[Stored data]
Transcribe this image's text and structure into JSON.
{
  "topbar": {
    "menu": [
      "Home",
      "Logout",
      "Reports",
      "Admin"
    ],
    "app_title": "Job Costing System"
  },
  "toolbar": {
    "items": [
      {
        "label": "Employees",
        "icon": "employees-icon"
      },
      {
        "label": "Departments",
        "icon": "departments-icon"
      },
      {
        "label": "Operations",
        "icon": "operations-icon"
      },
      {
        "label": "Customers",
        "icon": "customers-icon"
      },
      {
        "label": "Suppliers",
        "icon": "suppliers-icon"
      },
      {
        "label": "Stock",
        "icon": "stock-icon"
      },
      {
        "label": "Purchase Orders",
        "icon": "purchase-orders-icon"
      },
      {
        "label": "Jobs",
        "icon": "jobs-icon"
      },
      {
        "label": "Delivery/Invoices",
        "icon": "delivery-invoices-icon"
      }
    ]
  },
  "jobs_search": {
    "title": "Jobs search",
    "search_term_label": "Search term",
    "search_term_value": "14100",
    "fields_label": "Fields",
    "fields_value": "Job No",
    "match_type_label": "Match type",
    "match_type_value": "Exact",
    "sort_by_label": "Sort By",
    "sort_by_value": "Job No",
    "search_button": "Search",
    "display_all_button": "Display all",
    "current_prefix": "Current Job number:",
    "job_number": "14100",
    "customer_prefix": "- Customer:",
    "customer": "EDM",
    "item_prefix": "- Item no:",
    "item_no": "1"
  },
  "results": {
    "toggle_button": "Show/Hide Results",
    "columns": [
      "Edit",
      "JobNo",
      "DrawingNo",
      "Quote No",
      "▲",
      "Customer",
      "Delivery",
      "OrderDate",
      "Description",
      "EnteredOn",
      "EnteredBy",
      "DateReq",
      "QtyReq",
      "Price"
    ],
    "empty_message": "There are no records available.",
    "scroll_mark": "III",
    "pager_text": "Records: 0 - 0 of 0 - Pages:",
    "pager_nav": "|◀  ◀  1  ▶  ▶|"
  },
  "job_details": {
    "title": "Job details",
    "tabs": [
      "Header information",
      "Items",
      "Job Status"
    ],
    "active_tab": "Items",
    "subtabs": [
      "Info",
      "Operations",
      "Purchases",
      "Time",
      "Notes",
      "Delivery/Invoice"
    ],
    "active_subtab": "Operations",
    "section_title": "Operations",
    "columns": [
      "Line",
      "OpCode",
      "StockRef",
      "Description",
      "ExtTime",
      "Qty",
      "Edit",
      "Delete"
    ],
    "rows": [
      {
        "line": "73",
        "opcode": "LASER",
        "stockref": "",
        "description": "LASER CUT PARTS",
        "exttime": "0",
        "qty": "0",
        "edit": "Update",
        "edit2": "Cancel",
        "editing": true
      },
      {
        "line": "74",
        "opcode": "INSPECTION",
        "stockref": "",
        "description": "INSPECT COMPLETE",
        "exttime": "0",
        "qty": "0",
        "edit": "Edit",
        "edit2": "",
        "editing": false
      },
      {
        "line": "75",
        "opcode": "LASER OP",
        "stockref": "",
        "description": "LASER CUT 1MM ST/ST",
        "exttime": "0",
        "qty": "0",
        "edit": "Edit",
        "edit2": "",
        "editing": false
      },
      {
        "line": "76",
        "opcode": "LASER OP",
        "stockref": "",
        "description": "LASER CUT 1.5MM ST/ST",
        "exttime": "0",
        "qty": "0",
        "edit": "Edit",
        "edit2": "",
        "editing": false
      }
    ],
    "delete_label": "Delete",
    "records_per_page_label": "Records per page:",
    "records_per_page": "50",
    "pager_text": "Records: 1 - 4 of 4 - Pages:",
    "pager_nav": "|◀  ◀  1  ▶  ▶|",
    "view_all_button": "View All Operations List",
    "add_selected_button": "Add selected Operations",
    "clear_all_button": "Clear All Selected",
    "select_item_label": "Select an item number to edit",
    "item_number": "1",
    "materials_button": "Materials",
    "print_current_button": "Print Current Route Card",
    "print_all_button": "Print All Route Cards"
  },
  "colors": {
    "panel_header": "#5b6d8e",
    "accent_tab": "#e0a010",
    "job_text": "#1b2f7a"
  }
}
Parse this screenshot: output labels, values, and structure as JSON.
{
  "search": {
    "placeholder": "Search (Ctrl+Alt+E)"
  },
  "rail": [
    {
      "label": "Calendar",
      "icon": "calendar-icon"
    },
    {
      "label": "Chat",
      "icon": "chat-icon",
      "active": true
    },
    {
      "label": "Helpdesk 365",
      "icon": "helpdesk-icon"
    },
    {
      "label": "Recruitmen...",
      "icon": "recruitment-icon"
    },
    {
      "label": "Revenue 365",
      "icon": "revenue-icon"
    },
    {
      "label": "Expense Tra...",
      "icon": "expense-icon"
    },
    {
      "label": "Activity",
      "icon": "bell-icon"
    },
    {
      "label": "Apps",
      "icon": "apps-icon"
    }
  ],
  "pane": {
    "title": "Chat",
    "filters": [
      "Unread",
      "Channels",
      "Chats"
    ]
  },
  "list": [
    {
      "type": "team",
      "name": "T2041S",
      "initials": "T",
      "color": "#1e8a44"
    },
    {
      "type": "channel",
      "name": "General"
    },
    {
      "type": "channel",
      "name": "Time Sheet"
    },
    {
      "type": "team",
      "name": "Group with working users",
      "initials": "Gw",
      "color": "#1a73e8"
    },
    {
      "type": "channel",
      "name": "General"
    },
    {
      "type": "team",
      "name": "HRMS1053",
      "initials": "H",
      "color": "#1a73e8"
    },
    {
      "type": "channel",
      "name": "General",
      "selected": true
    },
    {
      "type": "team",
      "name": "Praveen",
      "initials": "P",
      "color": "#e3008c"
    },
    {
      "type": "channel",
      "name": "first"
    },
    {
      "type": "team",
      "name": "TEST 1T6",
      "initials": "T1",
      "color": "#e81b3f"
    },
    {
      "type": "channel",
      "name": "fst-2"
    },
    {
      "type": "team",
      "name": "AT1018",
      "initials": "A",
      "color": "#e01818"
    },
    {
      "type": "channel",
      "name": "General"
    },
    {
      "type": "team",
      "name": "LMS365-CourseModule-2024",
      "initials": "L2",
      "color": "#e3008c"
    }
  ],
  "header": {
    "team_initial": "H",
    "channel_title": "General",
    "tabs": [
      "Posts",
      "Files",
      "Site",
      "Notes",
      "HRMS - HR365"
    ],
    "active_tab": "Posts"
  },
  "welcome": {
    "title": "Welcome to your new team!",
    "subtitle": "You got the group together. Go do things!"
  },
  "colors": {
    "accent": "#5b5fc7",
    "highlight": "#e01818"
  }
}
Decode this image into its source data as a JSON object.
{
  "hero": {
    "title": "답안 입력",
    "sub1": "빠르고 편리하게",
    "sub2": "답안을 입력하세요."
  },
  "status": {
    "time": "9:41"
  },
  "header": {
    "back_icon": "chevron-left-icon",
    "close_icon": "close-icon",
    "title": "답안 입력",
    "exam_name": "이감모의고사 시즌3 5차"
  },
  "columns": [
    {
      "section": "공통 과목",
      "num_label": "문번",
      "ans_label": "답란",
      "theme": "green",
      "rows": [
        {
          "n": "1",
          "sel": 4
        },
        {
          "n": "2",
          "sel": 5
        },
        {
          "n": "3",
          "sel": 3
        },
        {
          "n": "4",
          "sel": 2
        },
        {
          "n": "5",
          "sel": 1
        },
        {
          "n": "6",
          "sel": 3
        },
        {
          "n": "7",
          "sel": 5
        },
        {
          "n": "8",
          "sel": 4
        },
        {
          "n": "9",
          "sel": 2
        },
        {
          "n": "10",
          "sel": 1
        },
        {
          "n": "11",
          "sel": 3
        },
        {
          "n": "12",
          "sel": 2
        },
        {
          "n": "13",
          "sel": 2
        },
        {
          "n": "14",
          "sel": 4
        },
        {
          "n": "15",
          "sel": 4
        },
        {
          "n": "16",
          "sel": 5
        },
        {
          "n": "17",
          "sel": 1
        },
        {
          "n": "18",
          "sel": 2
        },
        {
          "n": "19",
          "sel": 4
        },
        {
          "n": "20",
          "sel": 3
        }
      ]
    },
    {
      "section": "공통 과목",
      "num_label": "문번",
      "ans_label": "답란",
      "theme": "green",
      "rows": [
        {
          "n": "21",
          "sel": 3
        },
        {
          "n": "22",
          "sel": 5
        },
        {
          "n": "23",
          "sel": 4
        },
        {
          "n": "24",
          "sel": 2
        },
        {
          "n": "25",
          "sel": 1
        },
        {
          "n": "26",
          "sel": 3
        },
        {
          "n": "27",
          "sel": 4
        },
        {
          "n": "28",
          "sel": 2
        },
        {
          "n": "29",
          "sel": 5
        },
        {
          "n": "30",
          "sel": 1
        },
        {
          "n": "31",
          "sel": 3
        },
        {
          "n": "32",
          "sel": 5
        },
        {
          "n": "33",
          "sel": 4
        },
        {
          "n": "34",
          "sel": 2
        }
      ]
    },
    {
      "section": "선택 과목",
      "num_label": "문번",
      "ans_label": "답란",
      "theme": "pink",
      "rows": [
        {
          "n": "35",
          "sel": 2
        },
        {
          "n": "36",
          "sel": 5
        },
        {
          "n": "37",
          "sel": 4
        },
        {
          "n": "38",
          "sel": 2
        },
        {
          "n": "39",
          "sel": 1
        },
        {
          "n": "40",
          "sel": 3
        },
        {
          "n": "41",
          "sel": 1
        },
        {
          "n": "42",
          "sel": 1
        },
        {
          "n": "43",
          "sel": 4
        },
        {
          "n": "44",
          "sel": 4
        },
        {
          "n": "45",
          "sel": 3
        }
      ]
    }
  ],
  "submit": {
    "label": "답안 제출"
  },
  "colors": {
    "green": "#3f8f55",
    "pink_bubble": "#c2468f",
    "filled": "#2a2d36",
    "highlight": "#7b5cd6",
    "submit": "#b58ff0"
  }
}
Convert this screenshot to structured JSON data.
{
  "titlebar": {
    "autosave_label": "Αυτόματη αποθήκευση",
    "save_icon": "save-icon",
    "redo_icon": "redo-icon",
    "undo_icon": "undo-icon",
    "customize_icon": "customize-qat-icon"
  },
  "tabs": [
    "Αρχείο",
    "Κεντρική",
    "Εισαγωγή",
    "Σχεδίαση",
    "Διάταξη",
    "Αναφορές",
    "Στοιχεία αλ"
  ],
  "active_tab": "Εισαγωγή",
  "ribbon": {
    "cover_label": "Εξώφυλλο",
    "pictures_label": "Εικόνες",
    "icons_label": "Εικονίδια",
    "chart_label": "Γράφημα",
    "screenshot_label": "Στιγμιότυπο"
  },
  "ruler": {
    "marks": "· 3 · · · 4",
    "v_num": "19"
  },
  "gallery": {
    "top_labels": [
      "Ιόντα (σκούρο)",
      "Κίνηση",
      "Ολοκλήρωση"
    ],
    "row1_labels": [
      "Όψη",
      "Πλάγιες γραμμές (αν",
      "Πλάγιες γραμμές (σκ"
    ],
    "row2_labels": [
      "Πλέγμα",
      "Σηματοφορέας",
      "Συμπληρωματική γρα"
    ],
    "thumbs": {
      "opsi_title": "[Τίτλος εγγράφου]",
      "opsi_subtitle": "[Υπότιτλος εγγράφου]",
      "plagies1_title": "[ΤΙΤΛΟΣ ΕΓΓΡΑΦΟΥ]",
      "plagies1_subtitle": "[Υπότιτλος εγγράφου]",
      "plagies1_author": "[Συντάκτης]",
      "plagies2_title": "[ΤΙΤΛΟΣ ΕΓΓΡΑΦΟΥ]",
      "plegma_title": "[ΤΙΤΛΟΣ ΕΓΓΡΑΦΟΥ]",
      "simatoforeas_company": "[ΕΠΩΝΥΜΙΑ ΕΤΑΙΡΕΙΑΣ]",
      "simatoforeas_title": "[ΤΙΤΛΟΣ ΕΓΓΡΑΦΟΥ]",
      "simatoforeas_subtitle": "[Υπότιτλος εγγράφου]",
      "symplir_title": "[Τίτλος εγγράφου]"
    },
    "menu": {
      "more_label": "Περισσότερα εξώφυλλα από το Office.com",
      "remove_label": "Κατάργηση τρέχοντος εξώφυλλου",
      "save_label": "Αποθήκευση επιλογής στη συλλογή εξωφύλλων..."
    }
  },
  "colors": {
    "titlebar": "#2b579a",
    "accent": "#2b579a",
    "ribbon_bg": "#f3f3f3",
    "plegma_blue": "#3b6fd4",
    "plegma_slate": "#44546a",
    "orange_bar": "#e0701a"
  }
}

GIVEN EXERCISE: Show all lines above holding "LASER".

THE OUTPUT:
        "opcode": "LASER",
        "description": "LASER CUT PARTS",
        "opcode": "LASER OP",
        "description": "LASER CUT 1MM ST/ST",
        "opcode": "LASER OP",
        "description": "LASER CUT 1.5MM ST/ST",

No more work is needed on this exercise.